DATA SHOWN:
****************

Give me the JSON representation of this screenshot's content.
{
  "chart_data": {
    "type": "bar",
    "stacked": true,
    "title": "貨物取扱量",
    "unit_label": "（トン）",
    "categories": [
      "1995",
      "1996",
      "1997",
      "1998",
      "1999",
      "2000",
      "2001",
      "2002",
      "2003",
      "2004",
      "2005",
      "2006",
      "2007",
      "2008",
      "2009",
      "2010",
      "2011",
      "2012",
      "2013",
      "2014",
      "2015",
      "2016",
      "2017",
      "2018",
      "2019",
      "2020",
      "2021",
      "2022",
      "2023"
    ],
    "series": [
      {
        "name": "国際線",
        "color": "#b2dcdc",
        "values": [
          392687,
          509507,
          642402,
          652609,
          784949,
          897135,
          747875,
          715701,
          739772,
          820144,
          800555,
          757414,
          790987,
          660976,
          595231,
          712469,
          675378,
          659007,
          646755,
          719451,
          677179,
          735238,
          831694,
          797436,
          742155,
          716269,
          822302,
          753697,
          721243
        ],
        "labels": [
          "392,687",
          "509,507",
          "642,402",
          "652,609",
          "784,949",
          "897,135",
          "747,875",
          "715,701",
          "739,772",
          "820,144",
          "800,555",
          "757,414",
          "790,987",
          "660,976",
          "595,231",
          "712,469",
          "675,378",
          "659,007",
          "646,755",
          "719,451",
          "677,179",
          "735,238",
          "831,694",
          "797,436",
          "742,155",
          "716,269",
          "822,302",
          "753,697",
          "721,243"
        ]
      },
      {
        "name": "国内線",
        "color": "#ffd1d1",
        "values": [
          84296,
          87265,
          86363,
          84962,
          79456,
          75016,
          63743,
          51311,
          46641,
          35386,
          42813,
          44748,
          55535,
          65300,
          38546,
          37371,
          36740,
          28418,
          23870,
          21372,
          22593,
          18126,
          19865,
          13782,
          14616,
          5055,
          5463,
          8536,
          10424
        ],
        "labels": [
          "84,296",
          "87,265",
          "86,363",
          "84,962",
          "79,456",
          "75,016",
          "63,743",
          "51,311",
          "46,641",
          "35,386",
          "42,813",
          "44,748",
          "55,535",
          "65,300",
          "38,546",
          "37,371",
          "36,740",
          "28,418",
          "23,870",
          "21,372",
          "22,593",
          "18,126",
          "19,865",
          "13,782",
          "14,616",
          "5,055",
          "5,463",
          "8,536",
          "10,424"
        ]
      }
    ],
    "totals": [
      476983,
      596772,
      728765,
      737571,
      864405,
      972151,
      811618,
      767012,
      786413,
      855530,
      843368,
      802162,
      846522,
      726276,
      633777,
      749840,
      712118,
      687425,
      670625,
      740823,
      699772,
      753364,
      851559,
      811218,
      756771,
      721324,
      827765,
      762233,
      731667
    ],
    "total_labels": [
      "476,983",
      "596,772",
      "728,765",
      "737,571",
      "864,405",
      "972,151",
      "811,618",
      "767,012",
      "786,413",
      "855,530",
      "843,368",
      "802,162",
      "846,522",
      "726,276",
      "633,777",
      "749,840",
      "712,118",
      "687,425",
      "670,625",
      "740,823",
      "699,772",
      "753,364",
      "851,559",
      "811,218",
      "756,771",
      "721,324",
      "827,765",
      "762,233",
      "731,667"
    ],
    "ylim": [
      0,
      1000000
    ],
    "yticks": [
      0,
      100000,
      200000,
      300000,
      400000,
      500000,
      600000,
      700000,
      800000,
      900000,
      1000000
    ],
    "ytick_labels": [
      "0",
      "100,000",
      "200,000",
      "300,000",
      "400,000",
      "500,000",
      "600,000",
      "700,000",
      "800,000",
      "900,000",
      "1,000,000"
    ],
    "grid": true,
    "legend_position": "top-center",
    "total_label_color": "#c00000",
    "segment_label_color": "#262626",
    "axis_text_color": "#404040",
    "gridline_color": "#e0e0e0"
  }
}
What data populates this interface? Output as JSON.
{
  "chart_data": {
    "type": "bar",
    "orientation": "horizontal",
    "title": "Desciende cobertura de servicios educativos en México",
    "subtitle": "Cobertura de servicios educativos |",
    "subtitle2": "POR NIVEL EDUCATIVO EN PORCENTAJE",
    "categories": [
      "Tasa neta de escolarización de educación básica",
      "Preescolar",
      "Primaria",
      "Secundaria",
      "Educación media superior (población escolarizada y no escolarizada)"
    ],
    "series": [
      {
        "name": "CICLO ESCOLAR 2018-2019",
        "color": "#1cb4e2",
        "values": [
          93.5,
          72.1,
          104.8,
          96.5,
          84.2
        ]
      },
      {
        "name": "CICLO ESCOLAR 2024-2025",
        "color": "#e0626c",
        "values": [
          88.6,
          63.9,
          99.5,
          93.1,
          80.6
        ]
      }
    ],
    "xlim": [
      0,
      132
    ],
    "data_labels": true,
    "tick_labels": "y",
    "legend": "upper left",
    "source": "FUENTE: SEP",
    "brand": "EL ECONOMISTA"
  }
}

****************

Extract all lines from the material above that include the word "CICLO".

RESPONSE TO THE EXERCISE:
        "name": "CICLO ESCOLAR 2018-2019",
        "name": "CICLO ESCOLAR 2024-2025",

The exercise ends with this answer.